───── Task inputs ─────

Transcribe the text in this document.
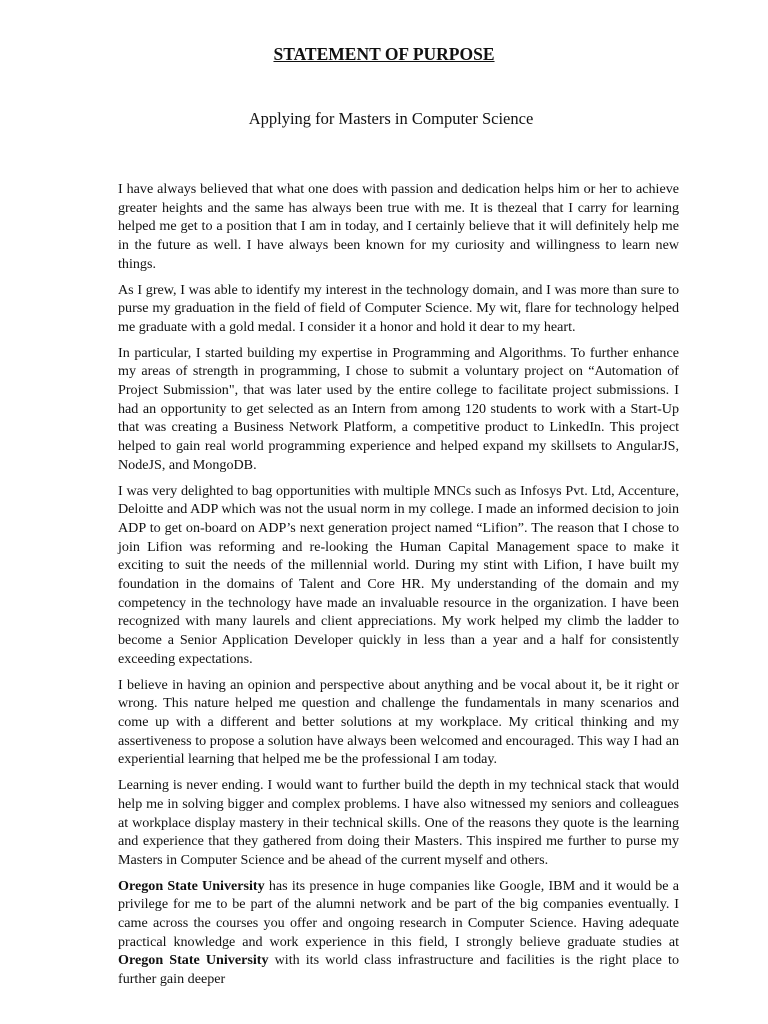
STATEMENT OF PURPOSE
Applying for Masters in Computer Science

I have always believed that what one does with passion and dedication helps him or her to achieve greater heights and the same has always been true with me. It is thezeal that I carry for learning helped me get to a position that I am in today, and I certainly believe that it will definitely help me in the future as well. I have always been known for my curiosity and willingness to learn new things.

As I grew, I was able to identify my interest in the technology domain, and I was more than sure to purse my graduation in the field of field of Computer Science. My wit, flare for technology helped me graduate with a gold medal. I consider it a honor and hold it dear to my heart.

In particular, I started building my expertise in Programming and Algorithms. To further enhance my areas of strength in programming, I chose to submit a voluntary project on “Automation of Project Submission", that was later used by the entire college to facilitate project submissions. I had an opportunity to get selected as an Intern from among 120 students to work with a Start-Up that was creating a Business Network Platform, a competitive product to LinkedIn. This project helped to gain real world programming experience and helped expand my skillsets to AngularJS, NodeJS, and MongoDB.

I was very delighted to bag opportunities with multiple MNCs such as Infosys Pvt. Ltd, Accenture, Deloitte and ADP which was not the usual norm in my college. I made an informed decision to join ADP to get on-board on ADP’s next generation project named “Lifion”. The reason that I chose to join Lifion was reforming and re-looking the Human Capital Management space to make it exciting to suit the needs of the millennial world. During my stint with Lifion, I have built my foundation in the domains of Talent and Core HR. My understanding of the domain and my competency in the technology have made an invaluable resource in the organization. I have been recognized with many laurels and client appreciations. My work helped my climb the ladder to become a Senior Application Developer quickly in less than a year and a half for consistently exceeding expectations.

I believe in having an opinion and perspective about anything and be vocal about it, be it right or wrong. This nature helped me question and challenge the fundamentals in many scenarios and come up with a different and better solutions at my workplace. My critical thinking and my assertiveness to propose a solution have always been welcomed and encouraged. This way I had an experiential learning that helped me be the professional I am today.

Learning is never ending. I would want to further build the depth in my technical stack that would help me in solving bigger and complex problems. I have also witnessed my seniors and colleagues at workplace display mastery in their technical skills. One of the reasons they quote is the learning and experience that they gathered from doing their Masters. This inspired me further to purse my Masters in Computer Science and be ahead of the current myself and others.

Oregon State University has its presence in huge companies like Google, IBM and it would be a privilege for me to be part of the alumni network and be part of the big companies eventually. I came across the courses you offer and ongoing research in Computer Science. Having adequate practical knowledge and work experience in this field, I strongly believe graduate studies at Oregon State University with its world class infrastructure and facilities is the right place to further gain deeper
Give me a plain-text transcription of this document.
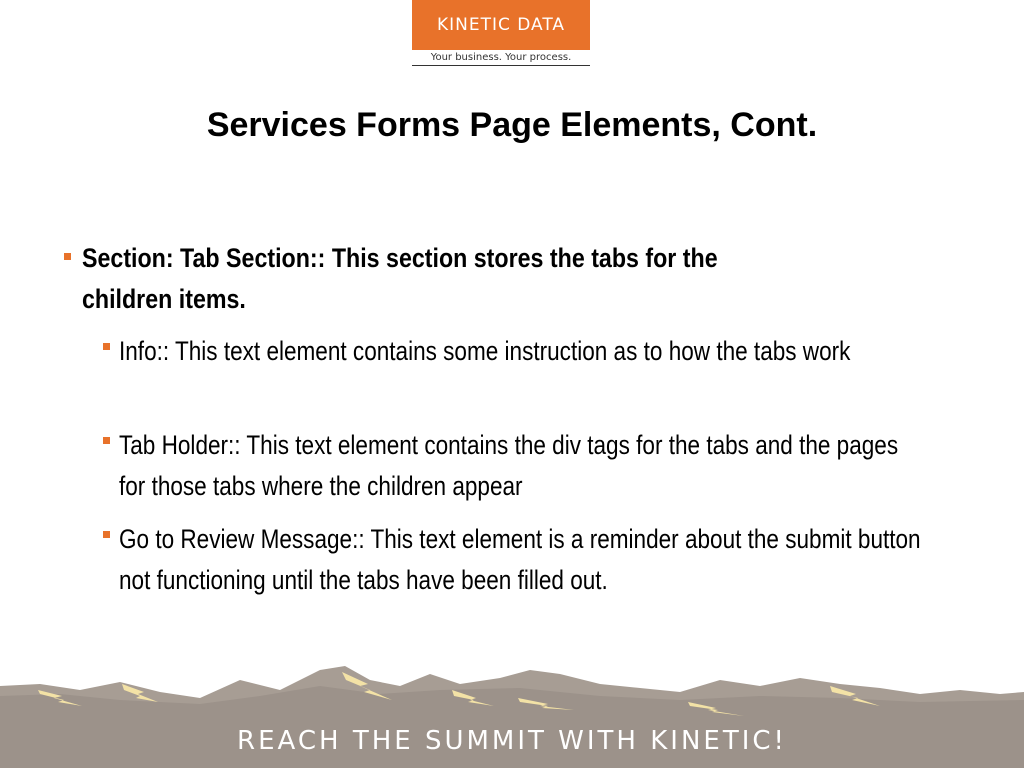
KINETIC DATA
Your business. Your process.
Services Forms Page Elements, Cont.
Section: Tab Section:: This section stores the tabs for the children items.
Info:: This text element contains some instruction as to how the tabs work
Tab Holder:: This text element contains the div tags for the tabs and the pages for those tabs where the children appear
Go to Review Message:: This text element is a reminder about the submit button not functioning until the tabs have been filled out.
REACH THE SUMMIT WITH KINETIC!
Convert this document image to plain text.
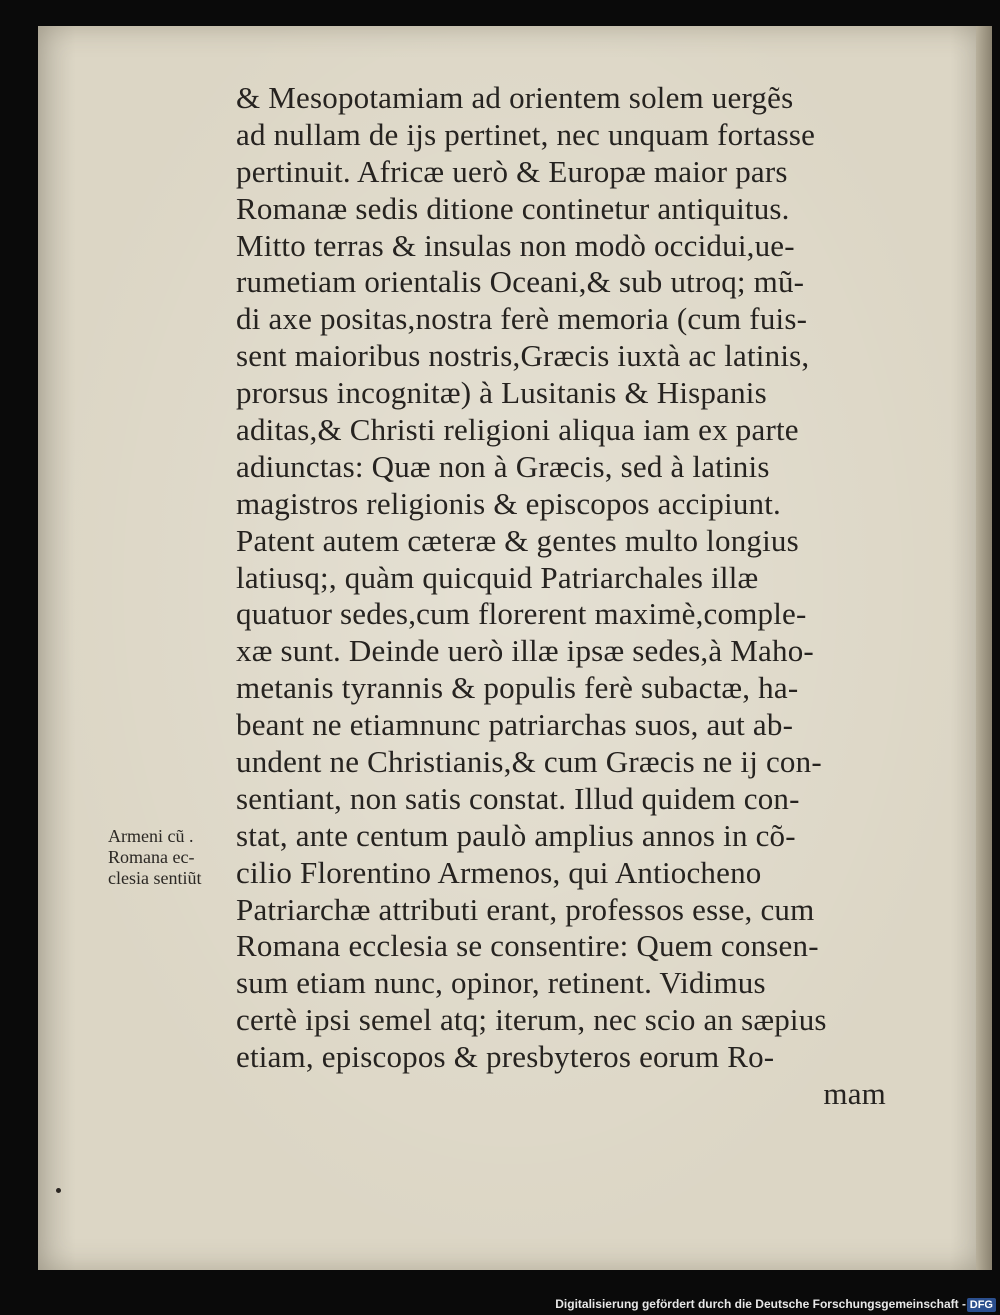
& Mesopotamiam ad orientem solem uergẽs
ad nullam de ijs pertinet, nec unquam fortasse
pertinuit. Africæ uerò & Europæ maior pars
Romanæ sedis ditione continetur antiquitus.
Mitto terras & insulas non modò occidui,ue-
rumetiam orientalis Oceani,& sub utroq; mũ-
di axe positas,nostra ferè memoria (cum fuis-
sent maioribus nostris,Græcis iuxtà ac latinis,
prorsus incognitæ) à Lusitanis & Hispanis
aditas,& Christi religioni aliqua iam ex parte
adiunctas: Quæ non à Græcis, sed à latinis
magistros religionis & episcopos accipiunt.
Patent autem cæteræ & gentes multo longius
latiusq;, quàm quicquid Patriarchales illæ
quatuor sedes,cum florerent maximè,comple-
xæ sunt. Deinde uerò illæ ipsæ sedes,à Maho-
metanis tyrannis & populis ferè subactæ, ha-
beant ne etiamnunc patriarchas suos, aut ab-
undent ne Christianis,& cum Græcis ne ij con-
sentiant, non satis constat. Illud quidem con-
stat, ante centum paulò amplius annos in cõ-
cilio Florentino Armenos, qui Antiocheno
Patriarchæ attributi erant, professos esse, cum
Romana ecclesia se consentire: Quem consen-
sum etiam nunc, opinor, retinent. Vidimus
certè ipsi semel atq; iterum, nec scio an sæpius
etiam, episcopos & presbyteros eorum Ro-
mam
Armeni cũ .
Romana ec-
clesia sentiũt
Digitalisierung gefördert durch die Deutsche Forschungsgemeinschaft - DFG
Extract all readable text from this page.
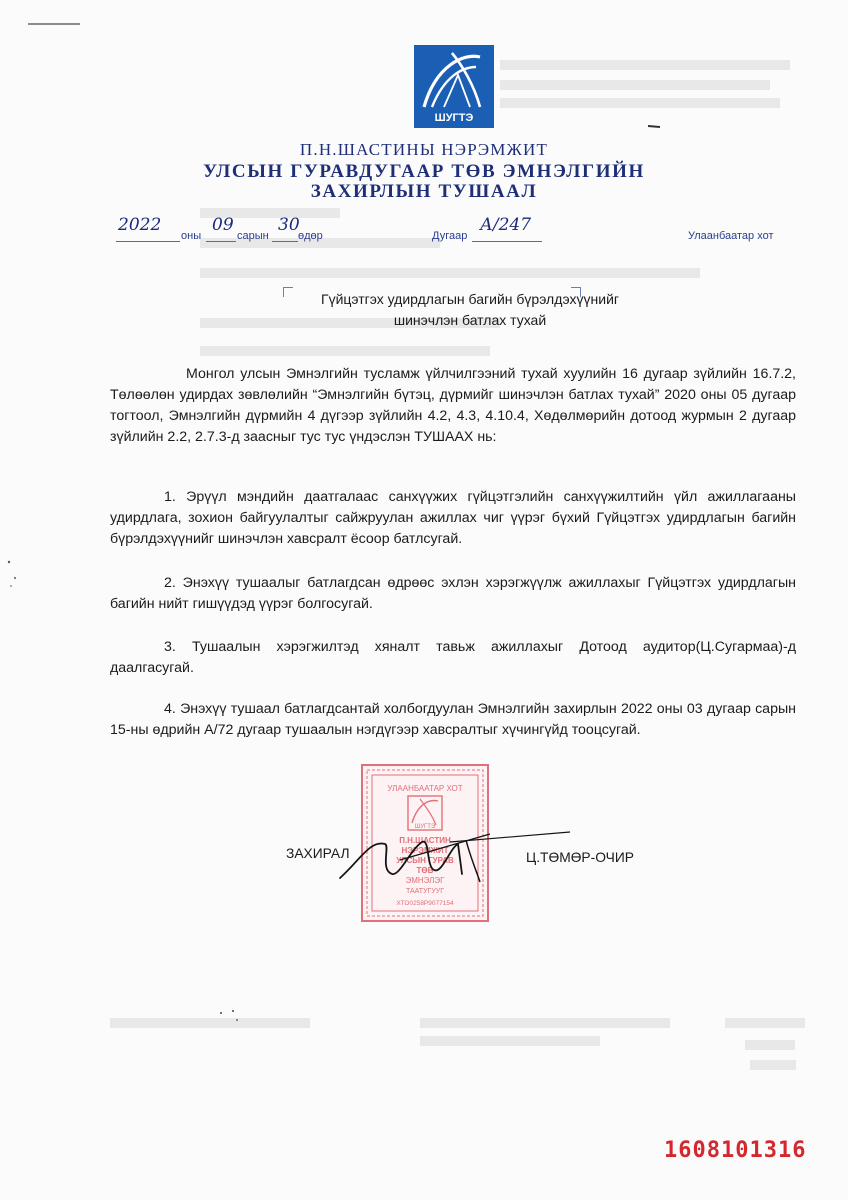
ШУГТЭ
П.Н.ШАСТИНЫ НЭРЭМЖИТ
УЛСЫН ГУРАВДУГААР ТӨВ ЭМНЭЛГИЙН
ЗАХИРЛЫН ТУШААЛ
2022
оны
09
сарын
30
өдөр	Дугаар
А/247
Улаанбаатар хот
Гүйцэтгэх удирдлагын багийн бүрэлдэхүүнийг
шинэчлэн батлах тухай
Монгол улсын Эмнэлгийн тусламж үйлчилгээний тухай хуулийн 16 дугаар зүйлийн 16.7.2, Төлөөлөн удирдах зөвлөлийн “Эмнэлгийн бүтэц, дүрмийг шинэчлэн батлах тухай” 2020 оны 05 дугаар тогтоол, Эмнэлгийн дүрмийн 4 дүгээр зүйлийн 4.2, 4.3, 4.10.4, Хөдөлмөрийн дотоод журмын 2 дугаар зүйлийн 2.2, 2.7.3-д заасныг тус тус үндэслэн ТУШААХ нь:
1. Эрүүл мэндийн даатгалаас санхүүжих гүйцэтгэлийн санхүүжилтийн үйл ажиллагааны удирдлага, зохион байгуулалтыг сайжруулан ажиллах чиг үүрэг бүхий Гүйцэтгэх удирдлагын багийн бүрэлдэхүүнийг шинэчлэн хавсралт ёсоор батлсугай.
2. Энэхүү тушаалыг батлагдсан өдрөөс эхлэн хэрэгжүүлж ажиллахыг Гүйцэтгэх удирдлагын багийн нийт гишүүдэд үүрэг болгосугай.
3. Тушаалын хэрэгжилтэд хяналт тавьж ажиллахыг Дотоод аудитор(Ц.Сугармаа)-д даалгасугай.
4. Энэхүү тушаал батлагдсантай холбогдуулан Эмнэлгийн захирлын 2022 оны 03 дугаар сарын 15-ны өдрийн А/72 дугаар тушаалын нэгдүгээр хавсралтыг хүчингүйд тооцсугай.
УЛААНБААТАР ХОТ
ШУГТЭ
П.Н.ШАСТИН
НЭРЭМЖИТ
УЛСЫН ГУРАВ
ТӨВ
ЭМНЭЛЭГ
ТААТУГУУГ
ХТО0258Р9077154
ЗАХИРАЛ	Ц.ТӨМӨР-ОЧИР
1608101316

─────

Written task> Copy out each line of the data containing the string "Гүйцэтгэх".

Task answer>
Гүйцэтгэх удирдлагын багийн бүрэлдэхүүнийг
1. Эрүүл мэндийн даатгалаас санхүүжих гүйцэтгэлийн санхүүжилтийн үйл ажиллагааны удирдлага, зохион байгуулалтыг сайжруулан ажиллах чиг үүрэг бүхий Гүйцэтгэх удирдлагын багийн бүрэлдэхүүнийг шинэчлэн хавсралт ёсоор батлсугай.
2. Энэхүү тушаалыг батлагдсан өдрөөс эхлэн хэрэгжүүлж ажиллахыг Гүйцэтгэх удирдлагын багийн нийт гишүүдэд үүрэг болгосугай.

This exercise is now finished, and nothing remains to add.